• [GIVEN RECORDS]:
** start **

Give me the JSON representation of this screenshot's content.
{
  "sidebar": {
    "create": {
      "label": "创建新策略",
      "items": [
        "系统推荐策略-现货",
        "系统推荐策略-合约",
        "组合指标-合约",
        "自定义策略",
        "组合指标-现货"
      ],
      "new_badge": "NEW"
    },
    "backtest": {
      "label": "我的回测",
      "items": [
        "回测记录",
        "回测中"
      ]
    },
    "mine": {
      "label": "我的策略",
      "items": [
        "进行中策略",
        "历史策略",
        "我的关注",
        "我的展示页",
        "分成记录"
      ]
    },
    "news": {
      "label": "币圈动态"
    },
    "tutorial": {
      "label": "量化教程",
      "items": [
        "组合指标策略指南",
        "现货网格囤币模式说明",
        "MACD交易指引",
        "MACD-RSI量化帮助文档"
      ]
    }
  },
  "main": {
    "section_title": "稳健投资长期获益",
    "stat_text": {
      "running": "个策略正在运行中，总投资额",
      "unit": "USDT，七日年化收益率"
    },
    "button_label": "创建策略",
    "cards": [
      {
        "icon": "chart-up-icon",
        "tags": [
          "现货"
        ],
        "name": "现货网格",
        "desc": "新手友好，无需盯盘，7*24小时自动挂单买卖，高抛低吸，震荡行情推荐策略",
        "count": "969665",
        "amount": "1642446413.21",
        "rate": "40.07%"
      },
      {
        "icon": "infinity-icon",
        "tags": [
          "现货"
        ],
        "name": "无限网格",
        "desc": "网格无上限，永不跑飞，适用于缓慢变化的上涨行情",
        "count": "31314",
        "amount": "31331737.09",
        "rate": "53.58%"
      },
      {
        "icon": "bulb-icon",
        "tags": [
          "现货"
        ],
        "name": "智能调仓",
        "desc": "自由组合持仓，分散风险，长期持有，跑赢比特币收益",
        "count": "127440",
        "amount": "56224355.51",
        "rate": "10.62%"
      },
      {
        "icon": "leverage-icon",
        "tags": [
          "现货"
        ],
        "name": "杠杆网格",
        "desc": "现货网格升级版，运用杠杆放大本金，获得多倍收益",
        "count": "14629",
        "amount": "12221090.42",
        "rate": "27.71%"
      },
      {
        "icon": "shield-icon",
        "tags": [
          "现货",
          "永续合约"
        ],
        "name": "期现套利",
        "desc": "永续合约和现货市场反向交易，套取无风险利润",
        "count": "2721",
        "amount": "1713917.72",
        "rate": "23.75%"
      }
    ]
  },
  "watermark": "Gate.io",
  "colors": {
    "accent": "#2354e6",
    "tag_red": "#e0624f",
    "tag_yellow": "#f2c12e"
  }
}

** end **

Reproduce all of the entries word for word.

• [SOLUTION BELOW]:
Give me the JSON representation of this screenshot's content.
{
  "sidebar": {
    "create": {
      "label": "创建新策略",
      "items": [
        "系统推荐策略-现货",
        "系统推荐策略-合约",
        "组合指标-合约",
        "自定义策略",
        "组合指标-现货"
      ],
      "new_badge": "NEW"
    },
    "backtest": {
      "label": "我的回测",
      "items": [
        "回测记录",
        "回测中"
      ]
    },
    "mine": {
      "label": "我的策略",
      "items": [
        "进行中策略",
        "历史策略",
        "我的关注",
        "我的展示页",
        "分成记录"
      ]
    },
    "news": {
      "label": "币圈动态"
    },
    "tutorial": {
      "label": "量化教程",
      "items": [
        "组合指标策略指南",
        "现货网格囤币模式说明",
        "MACD交易指引",
        "MACD-RSI量化帮助文档"
      ]
    }
  },
  "main": {
    "section_title": "稳健投资长期获益",
    "stat_text": {
      "running": "个策略正在运行中，总投资额",
      "unit": "USDT，七日年化收益率"
    },
    "button_label": "创建策略",
    "cards": [
      {
        "icon": "chart-up-icon",
        "tags": [
          "现货"
        ],
        "name": "现货网格",
        "desc": "新手友好，无需盯盘，7*24小时自动挂单买卖，高抛低吸，震荡行情推荐策略",
        "count": "969665",
        "amount": "1642446413.21",
        "rate": "40.07%"
      },
      {
        "icon": "infinity-icon",
        "tags": [
          "现货"
        ],
        "name": "无限网格",
        "desc": "网格无上限，永不跑飞，适用于缓慢变化的上涨行情",
        "count": "31314",
        "amount": "31331737.09",
        "rate": "53.58%"
      },
      {
        "icon": "bulb-icon",
        "tags": [
          "现货"
        ],
        "name": "智能调仓",
        "desc": "自由组合持仓，分散风险，长期持有，跑赢比特币收益",
        "count": "127440",
        "amount": "56224355.51",
        "rate": "10.62%"
      },
      {
        "icon": "leverage-icon",
        "tags": [
          "现货"
        ],
        "name": "杠杆网格",
        "desc": "现货网格升级版，运用杠杆放大本金，获得多倍收益",
        "count": "14629",
        "amount": "12221090.42",
        "rate": "27.71%"
      },
      {
        "icon": "shield-icon",
        "tags": [
          "现货",
          "永续合约"
        ],
        "name": "期现套利",
        "desc": "永续合约和现货市场反向交易，套取无风险利润",
        "count": "2721",
        "amount": "1713917.72",
        "rate": "23.75%"
      }
    ]
  },
  "watermark": "Gate.io",
  "colors": {
    "accent": "#2354e6",
    "tag_red": "#e0624f",
    "tag_yellow": "#f2c12e"
  }
}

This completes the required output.